#### Written request
Write out each line exactly as it stands, please.
==================================================
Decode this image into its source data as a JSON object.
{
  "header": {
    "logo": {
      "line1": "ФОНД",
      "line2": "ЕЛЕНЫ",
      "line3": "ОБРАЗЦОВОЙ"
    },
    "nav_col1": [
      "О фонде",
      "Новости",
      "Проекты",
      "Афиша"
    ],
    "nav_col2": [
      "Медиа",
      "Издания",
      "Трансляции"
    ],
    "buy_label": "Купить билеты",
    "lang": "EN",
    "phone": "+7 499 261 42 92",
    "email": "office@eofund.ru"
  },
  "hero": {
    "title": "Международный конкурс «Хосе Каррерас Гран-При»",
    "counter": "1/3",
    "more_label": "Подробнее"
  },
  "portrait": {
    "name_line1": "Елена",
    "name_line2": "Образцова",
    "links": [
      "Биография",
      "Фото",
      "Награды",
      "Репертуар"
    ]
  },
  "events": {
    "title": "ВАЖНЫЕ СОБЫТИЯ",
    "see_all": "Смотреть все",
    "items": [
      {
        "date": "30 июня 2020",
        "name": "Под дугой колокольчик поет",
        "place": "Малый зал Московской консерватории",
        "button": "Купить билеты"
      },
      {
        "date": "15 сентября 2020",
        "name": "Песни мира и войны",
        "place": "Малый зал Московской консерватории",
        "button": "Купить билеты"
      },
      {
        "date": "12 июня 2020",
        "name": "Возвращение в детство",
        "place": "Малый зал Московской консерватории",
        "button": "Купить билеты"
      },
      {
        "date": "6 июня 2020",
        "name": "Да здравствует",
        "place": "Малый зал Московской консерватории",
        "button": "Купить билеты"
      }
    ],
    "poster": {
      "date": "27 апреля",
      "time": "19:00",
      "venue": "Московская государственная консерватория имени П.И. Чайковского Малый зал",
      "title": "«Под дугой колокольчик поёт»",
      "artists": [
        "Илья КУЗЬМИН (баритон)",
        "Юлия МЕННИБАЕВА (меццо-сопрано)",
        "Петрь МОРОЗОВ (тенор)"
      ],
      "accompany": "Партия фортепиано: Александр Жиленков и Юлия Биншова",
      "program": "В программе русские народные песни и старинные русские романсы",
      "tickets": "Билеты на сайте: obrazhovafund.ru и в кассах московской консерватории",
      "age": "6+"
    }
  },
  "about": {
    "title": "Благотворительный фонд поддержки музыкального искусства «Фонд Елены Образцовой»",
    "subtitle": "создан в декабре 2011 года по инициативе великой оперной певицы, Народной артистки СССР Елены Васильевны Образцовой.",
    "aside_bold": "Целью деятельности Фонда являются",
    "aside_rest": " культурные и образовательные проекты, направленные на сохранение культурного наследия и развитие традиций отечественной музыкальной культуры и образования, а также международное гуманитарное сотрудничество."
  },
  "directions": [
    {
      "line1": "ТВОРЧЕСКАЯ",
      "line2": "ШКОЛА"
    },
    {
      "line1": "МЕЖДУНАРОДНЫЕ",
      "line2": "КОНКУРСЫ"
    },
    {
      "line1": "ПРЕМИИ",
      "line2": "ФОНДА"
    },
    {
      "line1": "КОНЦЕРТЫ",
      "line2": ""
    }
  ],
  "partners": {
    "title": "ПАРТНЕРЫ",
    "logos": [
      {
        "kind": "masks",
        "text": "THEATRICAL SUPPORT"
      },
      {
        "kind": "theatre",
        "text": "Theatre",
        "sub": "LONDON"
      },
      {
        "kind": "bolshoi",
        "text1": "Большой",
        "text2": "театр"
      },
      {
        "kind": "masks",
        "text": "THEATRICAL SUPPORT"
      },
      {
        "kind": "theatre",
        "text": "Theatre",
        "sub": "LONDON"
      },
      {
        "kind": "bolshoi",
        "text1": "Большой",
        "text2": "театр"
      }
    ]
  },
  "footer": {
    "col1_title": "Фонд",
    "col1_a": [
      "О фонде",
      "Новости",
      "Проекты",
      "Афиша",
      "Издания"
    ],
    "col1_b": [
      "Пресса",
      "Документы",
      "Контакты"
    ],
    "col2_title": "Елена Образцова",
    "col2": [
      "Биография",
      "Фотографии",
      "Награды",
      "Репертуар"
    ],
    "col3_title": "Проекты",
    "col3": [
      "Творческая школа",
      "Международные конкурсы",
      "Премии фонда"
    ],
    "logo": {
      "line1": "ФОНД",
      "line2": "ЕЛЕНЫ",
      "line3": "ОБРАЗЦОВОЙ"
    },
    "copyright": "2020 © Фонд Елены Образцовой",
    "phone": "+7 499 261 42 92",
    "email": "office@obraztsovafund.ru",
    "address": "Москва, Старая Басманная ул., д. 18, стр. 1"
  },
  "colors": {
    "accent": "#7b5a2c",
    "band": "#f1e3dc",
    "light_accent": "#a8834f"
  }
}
==================================================
#### The reply
Decode this image into its source data as a JSON object.
{
  "header": {
    "logo": {
      "line1": "ФОНД",
      "line2": "ЕЛЕНЫ",
      "line3": "ОБРАЗЦОВОЙ"
    },
    "nav_col1": [
      "О фонде",
      "Новости",
      "Проекты",
      "Афиша"
    ],
    "nav_col2": [
      "Медиа",
      "Издания",
      "Трансляции"
    ],
    "buy_label": "Купить билеты",
    "lang": "EN",
    "phone": "+7 499 261 42 92",
    "email": "office@eofund.ru"
  },
  "hero": {
    "title": "Международный конкурс «Хосе Каррерас Гран-При»",
    "counter": "1/3",
    "more_label": "Подробнее"
  },
  "portrait": {
    "name_line1": "Елена",
    "name_line2": "Образцова",
    "links": [
      "Биография",
      "Фото",
      "Награды",
      "Репертуар"
    ]
  },
  "events": {
    "title": "ВАЖНЫЕ СОБЫТИЯ",
    "see_all": "Смотреть все",
    "items": [
      {
        "date": "30 июня 2020",
        "name": "Под дугой колокольчик поет",
        "place": "Малый зал Московской консерватории",
        "button": "Купить билеты"
      },
      {
        "date": "15 сентября 2020",
        "name": "Песни мира и войны",
        "place": "Малый зал Московской консерватории",
        "button": "Купить билеты"
      },
      {
        "date": "12 июня 2020",
        "name": "Возвращение в детство",
        "place": "Малый зал Московской консерватории",
        "button": "Купить билеты"
      },
      {
        "date": "6 июня 2020",
        "name": "Да здравствует",
        "place": "Малый зал Московской консерватории",
        "button": "Купить билеты"
      }
    ],
    "poster": {
      "date": "27 апреля",
      "time": "19:00",
      "venue": "Московская государственная консерватория имени П.И. Чайковского Малый зал",
      "title": "«Под дугой колокольчик поёт»",
      "artists": [
        "Илья КУЗЬМИН (баритон)",
        "Юлия МЕННИБАЕВА (меццо-сопрано)",
        "Петрь МОРОЗОВ (тенор)"
      ],
      "accompany": "Партия фортепиано: Александр Жиленков и Юлия Биншова",
      "program": "В программе русские народные песни и старинные русские романсы",
      "tickets": "Билеты на сайте: obrazhovafund.ru и в кассах московской консерватории",
      "age": "6+"
    }
  },
  "about": {
    "title": "Благотворительный фонд поддержки музыкального искусства «Фонд Елены Образцовой»",
    "subtitle": "создан в декабре 2011 года по инициативе великой оперной певицы, Народной артистки СССР Елены Васильевны Образцовой.",
    "aside_bold": "Целью деятельности Фонда являются",
    "aside_rest": " культурные и образовательные проекты, направленные на сохранение культурного наследия и развитие традиций отечественной музыкальной культуры и образования, а также международное гуманитарное сотрудничество."
  },
  "directions": [
    {
      "line1": "ТВОРЧЕСКАЯ",
      "line2": "ШКОЛА"
    },
    {
      "line1": "МЕЖДУНАРОДНЫЕ",
      "line2": "КОНКУРСЫ"
    },
    {
      "line1": "ПРЕМИИ",
      "line2": "ФОНДА"
    },
    {
      "line1": "КОНЦЕРТЫ",
      "line2": ""
    }
  ],
  "partners": {
    "title": "ПАРТНЕРЫ",
    "logos": [
      {
        "kind": "masks",
        "text": "THEATRICAL SUPPORT"
      },
      {
        "kind": "theatre",
        "text": "Theatre",
        "sub": "LONDON"
      },
      {
        "kind": "bolshoi",
        "text1": "Большой",
        "text2": "театр"
      },
      {
        "kind": "masks",
        "text": "THEATRICAL SUPPORT"
      },
      {
        "kind": "theatre",
        "text": "Theatre",
        "sub": "LONDON"
      },
      {
        "kind": "bolshoi",
        "text1": "Большой",
        "text2": "театр"
      }
    ]
  },
  "footer": {
    "col1_title": "Фонд",
    "col1_a": [
      "О фонде",
      "Новости",
      "Проекты",
      "Афиша",
      "Издания"
    ],
    "col1_b": [
      "Пресса",
      "Документы",
      "Контакты"
    ],
    "col2_title": "Елена Образцова",
    "col2": [
      "Биография",
      "Фотографии",
      "Награды",
      "Репертуар"
    ],
    "col3_title": "Проекты",
    "col3": [
      "Творческая школа",
      "Международные конкурсы",
      "Премии фонда"
    ],
    "logo": {
      "line1": "ФОНД",
      "line2": "ЕЛЕНЫ",
      "line3": "ОБРАЗЦОВОЙ"
    },
    "copyright": "2020 © Фонд Елены Образцовой",
    "phone": "+7 499 261 42 92",
    "email": "office@obraztsovafund.ru",
    "address": "Москва, Старая Басманная ул., д. 18, стр. 1"
  },
  "colors": {
    "accent": "#7b5a2c",
    "band": "#f1e3dc",
    "light_accent": "#a8834f"
  }
}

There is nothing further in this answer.